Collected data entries

● ● ● ●

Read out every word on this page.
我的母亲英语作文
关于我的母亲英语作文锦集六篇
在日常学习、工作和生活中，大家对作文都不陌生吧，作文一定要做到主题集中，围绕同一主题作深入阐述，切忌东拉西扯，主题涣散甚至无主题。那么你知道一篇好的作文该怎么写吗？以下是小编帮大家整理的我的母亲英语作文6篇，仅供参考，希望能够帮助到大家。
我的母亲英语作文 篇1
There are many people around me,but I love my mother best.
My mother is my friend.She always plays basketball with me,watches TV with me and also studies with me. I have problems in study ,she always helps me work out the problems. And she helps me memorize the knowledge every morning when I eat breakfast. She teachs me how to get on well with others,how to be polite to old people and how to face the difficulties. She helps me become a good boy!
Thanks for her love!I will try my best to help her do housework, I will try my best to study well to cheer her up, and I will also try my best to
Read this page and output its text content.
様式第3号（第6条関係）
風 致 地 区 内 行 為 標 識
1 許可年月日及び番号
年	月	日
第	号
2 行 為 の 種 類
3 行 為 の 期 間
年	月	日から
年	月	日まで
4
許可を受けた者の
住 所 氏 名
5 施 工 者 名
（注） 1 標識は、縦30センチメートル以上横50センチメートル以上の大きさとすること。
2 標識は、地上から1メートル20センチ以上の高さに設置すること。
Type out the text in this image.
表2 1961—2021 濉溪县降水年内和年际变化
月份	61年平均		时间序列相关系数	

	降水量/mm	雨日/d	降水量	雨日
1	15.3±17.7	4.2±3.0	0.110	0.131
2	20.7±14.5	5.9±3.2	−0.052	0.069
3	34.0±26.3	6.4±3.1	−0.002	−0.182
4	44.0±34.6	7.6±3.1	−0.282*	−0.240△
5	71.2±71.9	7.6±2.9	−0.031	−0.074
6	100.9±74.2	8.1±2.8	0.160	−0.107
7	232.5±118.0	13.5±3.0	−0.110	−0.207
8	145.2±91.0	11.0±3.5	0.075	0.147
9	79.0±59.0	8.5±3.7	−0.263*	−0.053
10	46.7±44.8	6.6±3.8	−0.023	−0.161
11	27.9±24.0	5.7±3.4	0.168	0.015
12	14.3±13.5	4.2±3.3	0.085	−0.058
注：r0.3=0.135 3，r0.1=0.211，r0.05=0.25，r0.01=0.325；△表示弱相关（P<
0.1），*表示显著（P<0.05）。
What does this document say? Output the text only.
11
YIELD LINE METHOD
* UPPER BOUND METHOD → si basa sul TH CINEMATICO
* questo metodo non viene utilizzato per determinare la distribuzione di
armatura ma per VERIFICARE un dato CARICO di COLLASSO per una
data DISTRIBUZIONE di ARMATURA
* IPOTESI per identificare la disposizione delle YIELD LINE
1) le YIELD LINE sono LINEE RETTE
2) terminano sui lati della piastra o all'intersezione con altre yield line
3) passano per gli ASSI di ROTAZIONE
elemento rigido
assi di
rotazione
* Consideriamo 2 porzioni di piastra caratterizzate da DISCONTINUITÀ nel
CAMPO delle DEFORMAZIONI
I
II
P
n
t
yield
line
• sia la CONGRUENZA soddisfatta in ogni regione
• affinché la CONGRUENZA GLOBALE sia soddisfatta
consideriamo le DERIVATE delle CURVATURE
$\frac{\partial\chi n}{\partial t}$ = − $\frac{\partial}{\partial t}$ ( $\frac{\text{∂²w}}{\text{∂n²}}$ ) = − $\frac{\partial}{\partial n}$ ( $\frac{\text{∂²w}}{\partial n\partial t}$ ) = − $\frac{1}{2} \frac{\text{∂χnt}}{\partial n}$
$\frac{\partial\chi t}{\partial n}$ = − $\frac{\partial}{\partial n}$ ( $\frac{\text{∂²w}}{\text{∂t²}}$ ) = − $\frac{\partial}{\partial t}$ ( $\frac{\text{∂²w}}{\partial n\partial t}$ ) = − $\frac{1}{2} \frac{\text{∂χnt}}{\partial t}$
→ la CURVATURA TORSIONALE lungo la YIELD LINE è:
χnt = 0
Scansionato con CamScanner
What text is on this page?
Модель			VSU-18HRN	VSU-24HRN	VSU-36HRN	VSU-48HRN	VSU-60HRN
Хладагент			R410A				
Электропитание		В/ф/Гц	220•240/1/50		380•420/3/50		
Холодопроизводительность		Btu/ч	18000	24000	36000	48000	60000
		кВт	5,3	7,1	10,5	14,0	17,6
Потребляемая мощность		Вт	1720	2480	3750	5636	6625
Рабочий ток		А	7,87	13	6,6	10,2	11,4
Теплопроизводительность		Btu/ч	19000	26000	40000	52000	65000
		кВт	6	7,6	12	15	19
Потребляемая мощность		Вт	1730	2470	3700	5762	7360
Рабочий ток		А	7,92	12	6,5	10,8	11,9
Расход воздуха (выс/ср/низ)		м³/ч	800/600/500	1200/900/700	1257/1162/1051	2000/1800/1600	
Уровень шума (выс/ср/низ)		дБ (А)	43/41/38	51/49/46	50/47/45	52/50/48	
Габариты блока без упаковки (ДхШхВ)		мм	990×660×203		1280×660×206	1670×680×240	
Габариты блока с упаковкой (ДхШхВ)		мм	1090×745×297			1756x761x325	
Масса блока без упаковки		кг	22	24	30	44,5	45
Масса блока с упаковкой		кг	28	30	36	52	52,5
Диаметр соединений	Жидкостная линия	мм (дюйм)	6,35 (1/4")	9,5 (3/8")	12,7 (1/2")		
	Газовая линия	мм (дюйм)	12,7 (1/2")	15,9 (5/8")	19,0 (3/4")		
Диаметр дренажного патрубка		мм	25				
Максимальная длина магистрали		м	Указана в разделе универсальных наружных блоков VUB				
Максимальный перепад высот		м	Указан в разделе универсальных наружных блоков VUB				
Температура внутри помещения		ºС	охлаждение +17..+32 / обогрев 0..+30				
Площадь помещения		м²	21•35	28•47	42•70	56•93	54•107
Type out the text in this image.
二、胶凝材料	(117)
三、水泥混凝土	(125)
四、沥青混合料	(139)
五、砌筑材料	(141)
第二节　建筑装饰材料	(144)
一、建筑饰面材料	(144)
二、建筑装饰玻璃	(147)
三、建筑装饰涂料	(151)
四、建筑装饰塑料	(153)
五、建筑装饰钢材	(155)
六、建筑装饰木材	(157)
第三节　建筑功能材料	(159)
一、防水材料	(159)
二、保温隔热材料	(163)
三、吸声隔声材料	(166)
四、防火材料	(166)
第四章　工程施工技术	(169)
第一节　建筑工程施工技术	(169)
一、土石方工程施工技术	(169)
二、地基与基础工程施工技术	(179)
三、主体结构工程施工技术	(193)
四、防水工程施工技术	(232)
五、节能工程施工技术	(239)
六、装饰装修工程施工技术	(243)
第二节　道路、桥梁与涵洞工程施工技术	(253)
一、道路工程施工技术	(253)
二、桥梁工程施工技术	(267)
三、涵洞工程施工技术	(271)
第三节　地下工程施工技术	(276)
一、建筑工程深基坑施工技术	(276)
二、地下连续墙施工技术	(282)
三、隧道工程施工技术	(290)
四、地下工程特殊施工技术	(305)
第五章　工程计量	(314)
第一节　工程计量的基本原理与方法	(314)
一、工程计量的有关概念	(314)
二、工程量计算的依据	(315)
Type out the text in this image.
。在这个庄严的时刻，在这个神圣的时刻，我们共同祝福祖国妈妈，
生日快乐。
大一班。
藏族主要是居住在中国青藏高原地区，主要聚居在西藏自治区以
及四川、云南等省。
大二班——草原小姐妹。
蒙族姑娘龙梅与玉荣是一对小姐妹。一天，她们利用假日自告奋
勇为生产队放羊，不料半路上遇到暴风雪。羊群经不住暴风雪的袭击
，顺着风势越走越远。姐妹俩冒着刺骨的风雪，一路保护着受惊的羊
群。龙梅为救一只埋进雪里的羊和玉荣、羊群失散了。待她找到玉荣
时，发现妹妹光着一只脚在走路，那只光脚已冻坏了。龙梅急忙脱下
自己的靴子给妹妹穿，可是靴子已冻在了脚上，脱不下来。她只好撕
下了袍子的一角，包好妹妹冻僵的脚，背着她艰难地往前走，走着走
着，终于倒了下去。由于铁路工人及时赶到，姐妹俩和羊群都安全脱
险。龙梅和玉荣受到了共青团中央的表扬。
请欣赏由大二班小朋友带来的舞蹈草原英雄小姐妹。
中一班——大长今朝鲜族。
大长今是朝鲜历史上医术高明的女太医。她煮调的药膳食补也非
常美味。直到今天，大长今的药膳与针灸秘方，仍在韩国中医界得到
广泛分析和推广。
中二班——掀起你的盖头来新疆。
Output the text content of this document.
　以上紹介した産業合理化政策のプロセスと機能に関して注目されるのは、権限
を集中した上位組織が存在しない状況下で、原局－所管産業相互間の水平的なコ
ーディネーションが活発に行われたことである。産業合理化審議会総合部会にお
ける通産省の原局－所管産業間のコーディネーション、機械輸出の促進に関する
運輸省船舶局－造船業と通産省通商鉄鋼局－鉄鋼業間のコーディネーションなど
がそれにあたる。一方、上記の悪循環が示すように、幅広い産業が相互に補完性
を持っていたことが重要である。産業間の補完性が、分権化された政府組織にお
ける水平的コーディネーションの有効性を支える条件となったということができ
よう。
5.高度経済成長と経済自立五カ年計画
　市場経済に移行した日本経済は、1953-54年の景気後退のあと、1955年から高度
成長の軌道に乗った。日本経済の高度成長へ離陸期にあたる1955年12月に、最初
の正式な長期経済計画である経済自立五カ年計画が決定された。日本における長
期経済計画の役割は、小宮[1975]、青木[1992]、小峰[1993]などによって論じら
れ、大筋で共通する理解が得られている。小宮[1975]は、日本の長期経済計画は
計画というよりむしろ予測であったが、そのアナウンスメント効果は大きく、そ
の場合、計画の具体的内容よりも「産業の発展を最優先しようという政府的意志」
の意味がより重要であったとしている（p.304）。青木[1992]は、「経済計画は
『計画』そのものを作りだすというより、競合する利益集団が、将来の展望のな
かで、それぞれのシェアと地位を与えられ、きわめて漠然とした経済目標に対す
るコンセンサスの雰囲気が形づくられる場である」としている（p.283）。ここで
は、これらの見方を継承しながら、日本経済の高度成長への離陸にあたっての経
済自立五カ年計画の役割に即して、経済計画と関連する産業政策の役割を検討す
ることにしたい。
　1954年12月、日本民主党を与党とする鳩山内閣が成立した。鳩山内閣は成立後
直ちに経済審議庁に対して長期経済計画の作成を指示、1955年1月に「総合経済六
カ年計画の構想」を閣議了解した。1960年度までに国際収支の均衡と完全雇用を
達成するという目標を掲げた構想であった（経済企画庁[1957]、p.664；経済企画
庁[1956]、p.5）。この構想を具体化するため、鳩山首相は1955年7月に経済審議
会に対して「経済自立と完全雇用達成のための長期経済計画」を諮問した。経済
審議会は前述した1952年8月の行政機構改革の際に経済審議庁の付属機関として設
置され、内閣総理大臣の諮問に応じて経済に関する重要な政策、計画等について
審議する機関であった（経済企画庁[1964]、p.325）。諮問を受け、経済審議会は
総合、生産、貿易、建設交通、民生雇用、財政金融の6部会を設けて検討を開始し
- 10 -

● ● ● ●

To do - Identify every line above that includes the word "delle", and show those lines.

Reply -
* IPOTESI per identificare la disposizione delle YIELD LINE
CAMPO delle DEFORMAZIONI
consideriamo le DERIVATE delle CURVATURE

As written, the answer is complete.